## Exercise directions
Read the records and gather each line that includes "from".

## Extracted entries

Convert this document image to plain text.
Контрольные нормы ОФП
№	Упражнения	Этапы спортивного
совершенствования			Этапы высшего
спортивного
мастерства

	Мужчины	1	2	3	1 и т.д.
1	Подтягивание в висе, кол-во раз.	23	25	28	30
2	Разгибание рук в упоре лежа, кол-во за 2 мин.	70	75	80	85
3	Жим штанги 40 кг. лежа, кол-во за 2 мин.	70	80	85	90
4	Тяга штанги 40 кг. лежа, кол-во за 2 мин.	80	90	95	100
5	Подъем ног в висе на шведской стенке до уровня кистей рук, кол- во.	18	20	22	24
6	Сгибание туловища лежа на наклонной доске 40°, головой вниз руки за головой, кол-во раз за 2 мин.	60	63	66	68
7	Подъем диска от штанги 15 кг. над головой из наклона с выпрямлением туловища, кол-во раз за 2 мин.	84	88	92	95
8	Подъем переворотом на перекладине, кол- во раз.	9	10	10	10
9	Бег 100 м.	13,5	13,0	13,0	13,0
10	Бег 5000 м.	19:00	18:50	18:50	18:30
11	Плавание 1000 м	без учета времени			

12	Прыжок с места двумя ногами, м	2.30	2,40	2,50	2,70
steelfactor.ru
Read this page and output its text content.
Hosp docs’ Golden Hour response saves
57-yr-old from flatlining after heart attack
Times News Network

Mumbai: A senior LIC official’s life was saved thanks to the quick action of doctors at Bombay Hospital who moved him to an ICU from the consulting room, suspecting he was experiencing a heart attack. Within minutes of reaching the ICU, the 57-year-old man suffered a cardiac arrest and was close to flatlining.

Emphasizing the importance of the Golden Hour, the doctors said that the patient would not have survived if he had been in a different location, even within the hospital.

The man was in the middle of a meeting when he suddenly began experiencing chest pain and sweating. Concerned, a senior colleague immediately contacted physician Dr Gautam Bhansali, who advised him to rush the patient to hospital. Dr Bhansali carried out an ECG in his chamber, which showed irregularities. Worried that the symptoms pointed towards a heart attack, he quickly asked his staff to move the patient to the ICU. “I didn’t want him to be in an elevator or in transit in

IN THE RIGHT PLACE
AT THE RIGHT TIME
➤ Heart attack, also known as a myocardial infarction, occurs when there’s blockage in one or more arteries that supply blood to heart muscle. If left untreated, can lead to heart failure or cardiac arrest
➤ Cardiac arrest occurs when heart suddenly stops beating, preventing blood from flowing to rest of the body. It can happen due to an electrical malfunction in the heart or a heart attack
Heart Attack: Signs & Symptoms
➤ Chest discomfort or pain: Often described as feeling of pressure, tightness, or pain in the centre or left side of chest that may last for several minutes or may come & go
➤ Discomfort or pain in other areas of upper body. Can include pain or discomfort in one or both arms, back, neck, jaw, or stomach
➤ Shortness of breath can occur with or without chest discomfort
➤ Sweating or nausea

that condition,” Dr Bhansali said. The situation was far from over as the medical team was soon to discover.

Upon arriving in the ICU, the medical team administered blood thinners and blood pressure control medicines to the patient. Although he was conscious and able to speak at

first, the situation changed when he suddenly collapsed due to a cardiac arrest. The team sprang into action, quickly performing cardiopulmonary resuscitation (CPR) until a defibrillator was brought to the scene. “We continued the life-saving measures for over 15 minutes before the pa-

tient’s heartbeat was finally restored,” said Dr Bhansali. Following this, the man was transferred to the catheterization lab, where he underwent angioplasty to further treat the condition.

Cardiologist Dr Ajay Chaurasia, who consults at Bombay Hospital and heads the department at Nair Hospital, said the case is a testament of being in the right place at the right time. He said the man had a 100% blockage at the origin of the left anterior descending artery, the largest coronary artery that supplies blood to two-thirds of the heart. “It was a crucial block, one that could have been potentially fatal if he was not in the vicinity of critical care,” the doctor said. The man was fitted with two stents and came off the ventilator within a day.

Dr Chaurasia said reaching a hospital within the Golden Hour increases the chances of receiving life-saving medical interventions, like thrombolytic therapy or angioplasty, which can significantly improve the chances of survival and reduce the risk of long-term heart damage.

## Solution
57-yr-old from flatlining after heart attack
Mumbai: A senior LIC official’s life was saved thanks to the quick action of doctors at Bombay Hospital who moved him to an ICU from the consulting room, suspecting he was experiencing a heart attack. Within minutes of reaching the ICU, the 57-year-old man suffered a cardiac arrest and was close to flatlining.
➤ Cardiac arrest occurs when heart suddenly stops beating, preventing blood from flowing to rest of the body. It can happen due to an electrical malfunction in the heart or a heart attack
that condition,” Dr Bhansali said. The situation was far from over as the medical team was soon to discover.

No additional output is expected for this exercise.